:: Dataset records ::
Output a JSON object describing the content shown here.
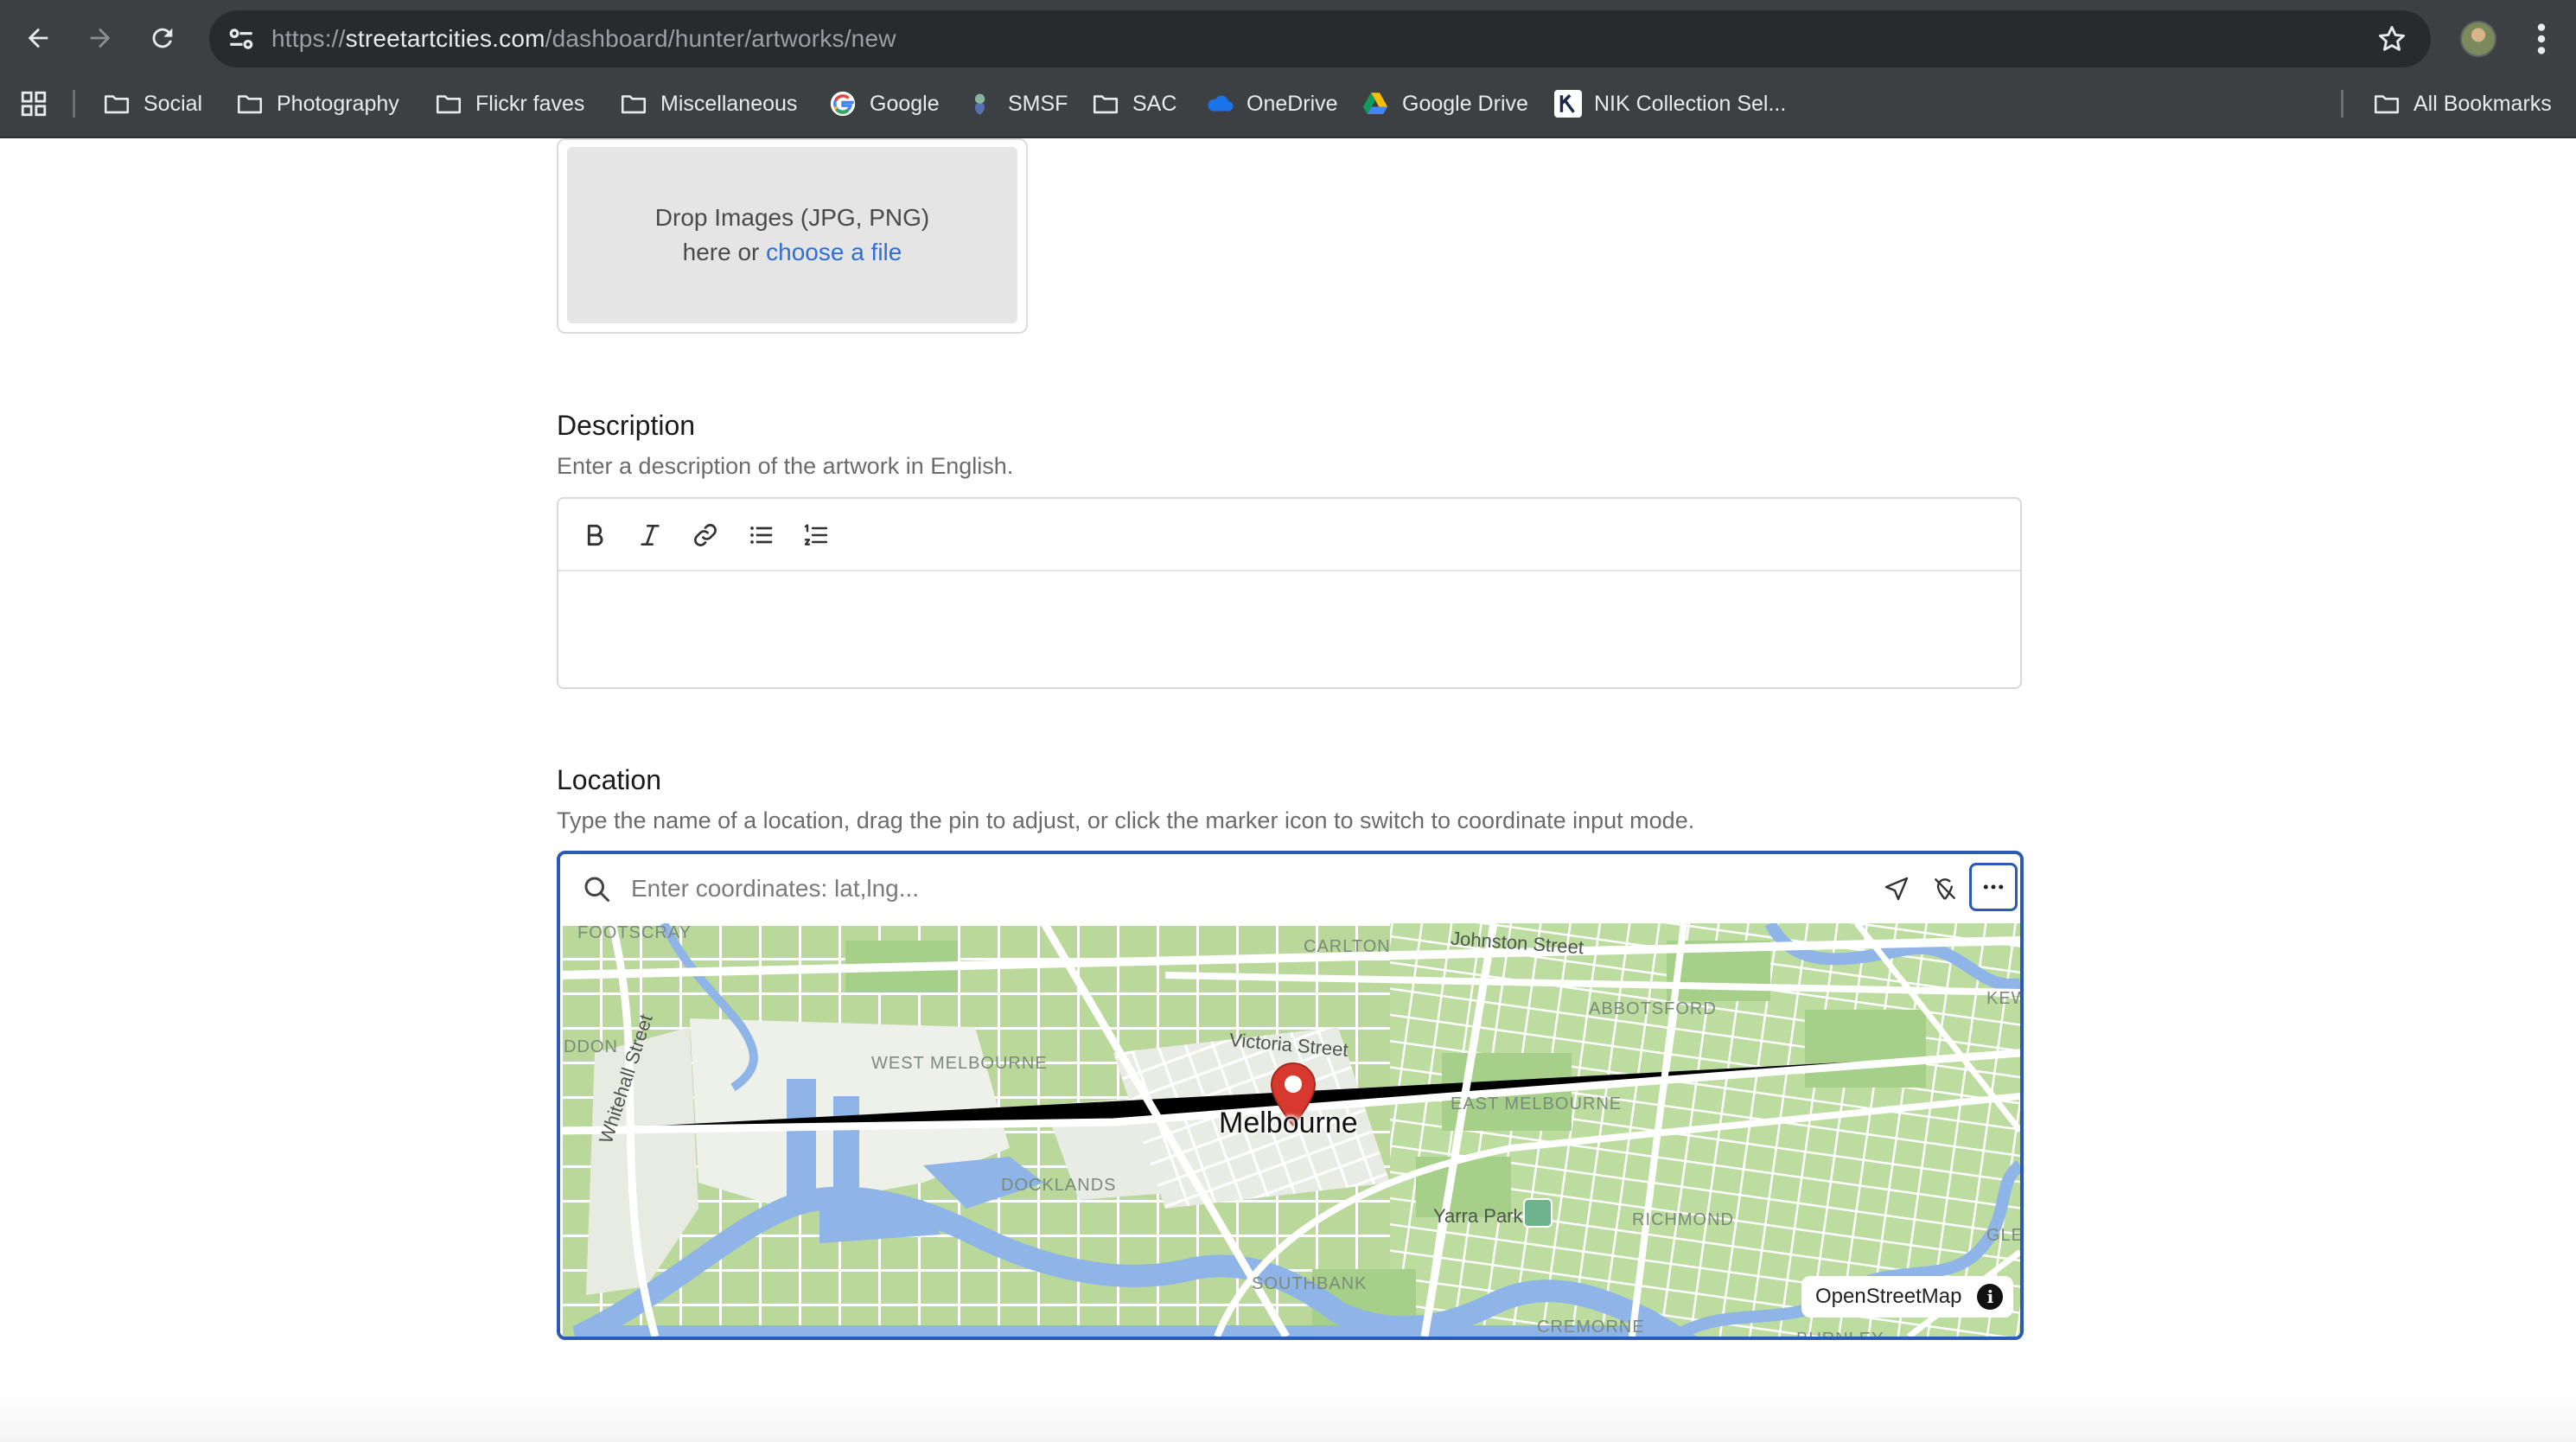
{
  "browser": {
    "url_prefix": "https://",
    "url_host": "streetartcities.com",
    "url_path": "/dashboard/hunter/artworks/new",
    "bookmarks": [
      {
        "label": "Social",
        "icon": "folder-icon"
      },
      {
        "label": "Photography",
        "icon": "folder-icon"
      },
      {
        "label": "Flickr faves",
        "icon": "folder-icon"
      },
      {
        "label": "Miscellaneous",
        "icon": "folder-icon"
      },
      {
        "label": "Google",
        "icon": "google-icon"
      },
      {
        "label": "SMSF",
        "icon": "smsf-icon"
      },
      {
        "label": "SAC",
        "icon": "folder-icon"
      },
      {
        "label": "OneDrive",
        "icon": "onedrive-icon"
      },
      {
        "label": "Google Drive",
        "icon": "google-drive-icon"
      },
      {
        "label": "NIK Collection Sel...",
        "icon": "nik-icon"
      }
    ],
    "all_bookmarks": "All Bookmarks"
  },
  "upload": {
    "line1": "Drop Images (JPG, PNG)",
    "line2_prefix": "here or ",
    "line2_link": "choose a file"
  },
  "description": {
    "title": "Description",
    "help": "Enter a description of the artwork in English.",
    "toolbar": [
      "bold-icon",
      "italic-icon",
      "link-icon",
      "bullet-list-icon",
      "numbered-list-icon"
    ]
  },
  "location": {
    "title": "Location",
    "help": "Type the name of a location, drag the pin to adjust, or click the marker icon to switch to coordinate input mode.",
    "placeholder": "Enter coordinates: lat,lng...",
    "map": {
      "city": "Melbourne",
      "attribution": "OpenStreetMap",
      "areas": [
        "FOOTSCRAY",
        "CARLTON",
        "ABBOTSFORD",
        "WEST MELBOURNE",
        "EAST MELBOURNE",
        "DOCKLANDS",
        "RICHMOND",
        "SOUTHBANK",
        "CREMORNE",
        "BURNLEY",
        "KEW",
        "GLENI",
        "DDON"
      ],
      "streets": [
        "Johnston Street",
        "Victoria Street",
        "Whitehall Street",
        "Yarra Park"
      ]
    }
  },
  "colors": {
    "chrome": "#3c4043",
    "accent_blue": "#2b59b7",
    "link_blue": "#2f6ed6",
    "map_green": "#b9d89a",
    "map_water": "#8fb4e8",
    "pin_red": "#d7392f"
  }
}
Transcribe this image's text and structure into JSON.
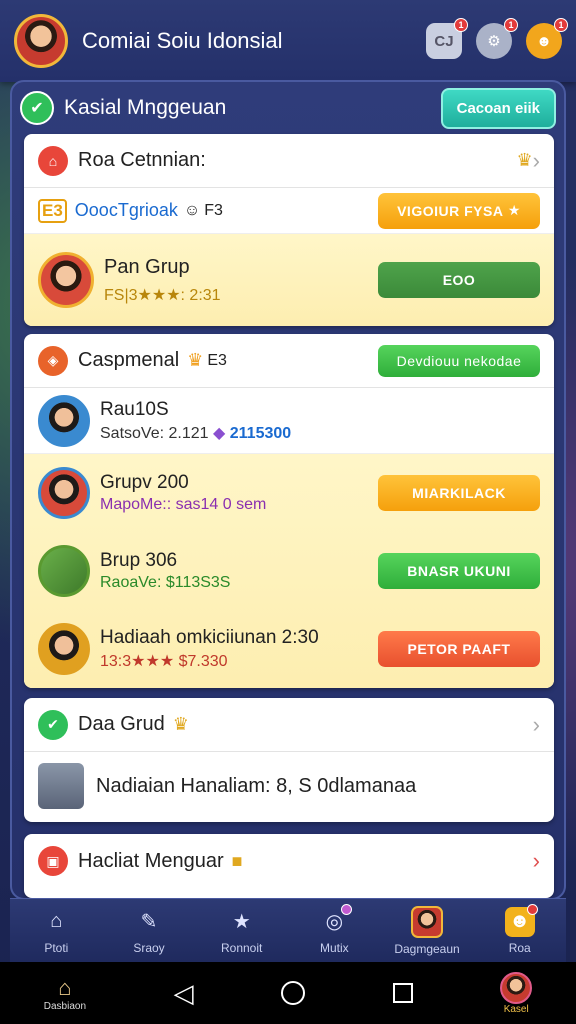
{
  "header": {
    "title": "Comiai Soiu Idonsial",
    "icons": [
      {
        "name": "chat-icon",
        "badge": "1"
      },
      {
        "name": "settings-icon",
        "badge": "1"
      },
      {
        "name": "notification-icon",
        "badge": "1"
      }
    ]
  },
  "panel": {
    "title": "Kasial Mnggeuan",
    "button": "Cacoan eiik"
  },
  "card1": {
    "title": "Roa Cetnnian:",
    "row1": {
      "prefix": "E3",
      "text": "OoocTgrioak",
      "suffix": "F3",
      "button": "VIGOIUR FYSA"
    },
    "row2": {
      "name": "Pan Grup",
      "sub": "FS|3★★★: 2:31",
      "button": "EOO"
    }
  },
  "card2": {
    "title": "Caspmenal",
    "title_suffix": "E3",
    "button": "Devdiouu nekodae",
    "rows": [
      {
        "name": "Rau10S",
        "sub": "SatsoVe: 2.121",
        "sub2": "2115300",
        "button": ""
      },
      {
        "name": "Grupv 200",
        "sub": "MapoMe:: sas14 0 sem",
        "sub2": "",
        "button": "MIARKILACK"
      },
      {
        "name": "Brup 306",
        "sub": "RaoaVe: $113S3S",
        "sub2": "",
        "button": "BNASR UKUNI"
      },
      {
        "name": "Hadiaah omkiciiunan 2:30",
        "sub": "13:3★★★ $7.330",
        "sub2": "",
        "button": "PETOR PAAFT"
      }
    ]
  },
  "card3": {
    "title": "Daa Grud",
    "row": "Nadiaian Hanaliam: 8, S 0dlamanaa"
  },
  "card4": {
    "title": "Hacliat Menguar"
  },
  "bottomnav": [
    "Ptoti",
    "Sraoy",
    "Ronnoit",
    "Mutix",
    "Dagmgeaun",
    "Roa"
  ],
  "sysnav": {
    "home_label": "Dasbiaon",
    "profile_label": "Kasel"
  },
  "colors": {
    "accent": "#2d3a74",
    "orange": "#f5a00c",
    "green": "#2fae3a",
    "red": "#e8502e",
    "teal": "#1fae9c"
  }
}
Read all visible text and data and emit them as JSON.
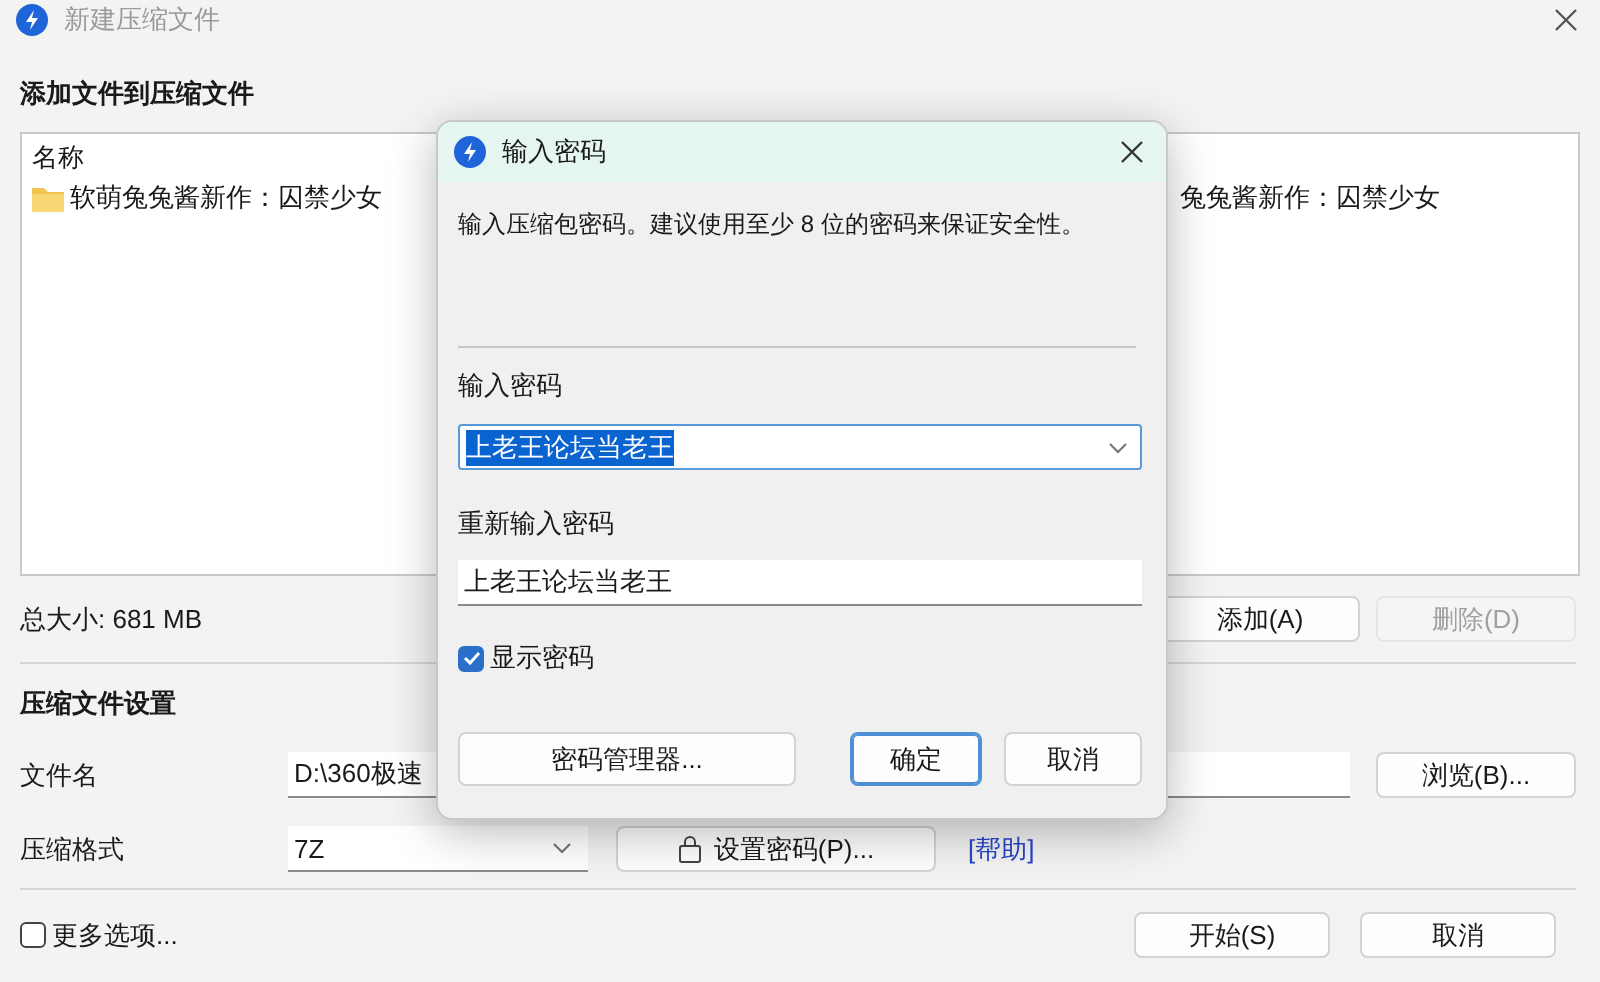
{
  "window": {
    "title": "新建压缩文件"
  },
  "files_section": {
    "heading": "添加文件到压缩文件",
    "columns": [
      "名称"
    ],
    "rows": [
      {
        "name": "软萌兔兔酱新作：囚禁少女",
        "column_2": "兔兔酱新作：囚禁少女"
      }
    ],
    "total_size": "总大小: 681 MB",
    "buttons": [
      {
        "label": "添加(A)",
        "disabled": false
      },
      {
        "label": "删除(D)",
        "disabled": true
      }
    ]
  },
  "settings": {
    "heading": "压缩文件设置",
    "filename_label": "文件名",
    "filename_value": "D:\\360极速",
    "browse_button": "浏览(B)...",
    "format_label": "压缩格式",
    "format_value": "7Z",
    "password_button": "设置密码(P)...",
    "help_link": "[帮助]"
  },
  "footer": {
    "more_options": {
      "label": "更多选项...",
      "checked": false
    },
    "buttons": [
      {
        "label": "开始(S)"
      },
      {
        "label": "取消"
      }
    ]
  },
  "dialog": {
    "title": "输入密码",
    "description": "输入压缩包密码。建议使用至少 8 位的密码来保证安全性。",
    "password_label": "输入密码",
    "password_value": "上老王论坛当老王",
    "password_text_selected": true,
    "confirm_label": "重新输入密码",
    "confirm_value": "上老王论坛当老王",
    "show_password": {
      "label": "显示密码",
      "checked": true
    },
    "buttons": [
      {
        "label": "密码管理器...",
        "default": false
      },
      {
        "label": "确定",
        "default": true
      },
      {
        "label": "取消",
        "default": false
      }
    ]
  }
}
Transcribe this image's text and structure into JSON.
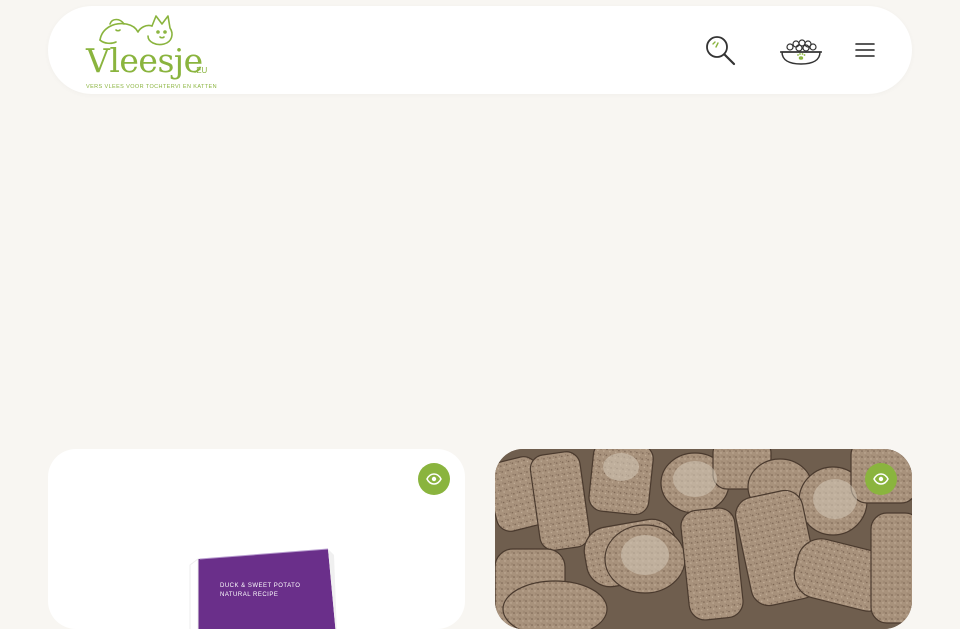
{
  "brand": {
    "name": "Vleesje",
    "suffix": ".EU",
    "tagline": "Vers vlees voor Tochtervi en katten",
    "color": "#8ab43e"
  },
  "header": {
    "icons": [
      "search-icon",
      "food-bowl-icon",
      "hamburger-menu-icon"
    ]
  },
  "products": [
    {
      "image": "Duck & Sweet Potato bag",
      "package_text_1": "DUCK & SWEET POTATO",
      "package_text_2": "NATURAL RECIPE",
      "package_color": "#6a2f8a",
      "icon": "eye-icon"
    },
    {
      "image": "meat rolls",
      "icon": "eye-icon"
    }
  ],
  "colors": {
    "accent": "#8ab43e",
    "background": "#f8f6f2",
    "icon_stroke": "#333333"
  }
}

:: Set problem ::
Check each line above for the word "false" and copy the ones that have it.

:: Result ::
        "disabled": false
      "checked": false
        "default": false
        "default": false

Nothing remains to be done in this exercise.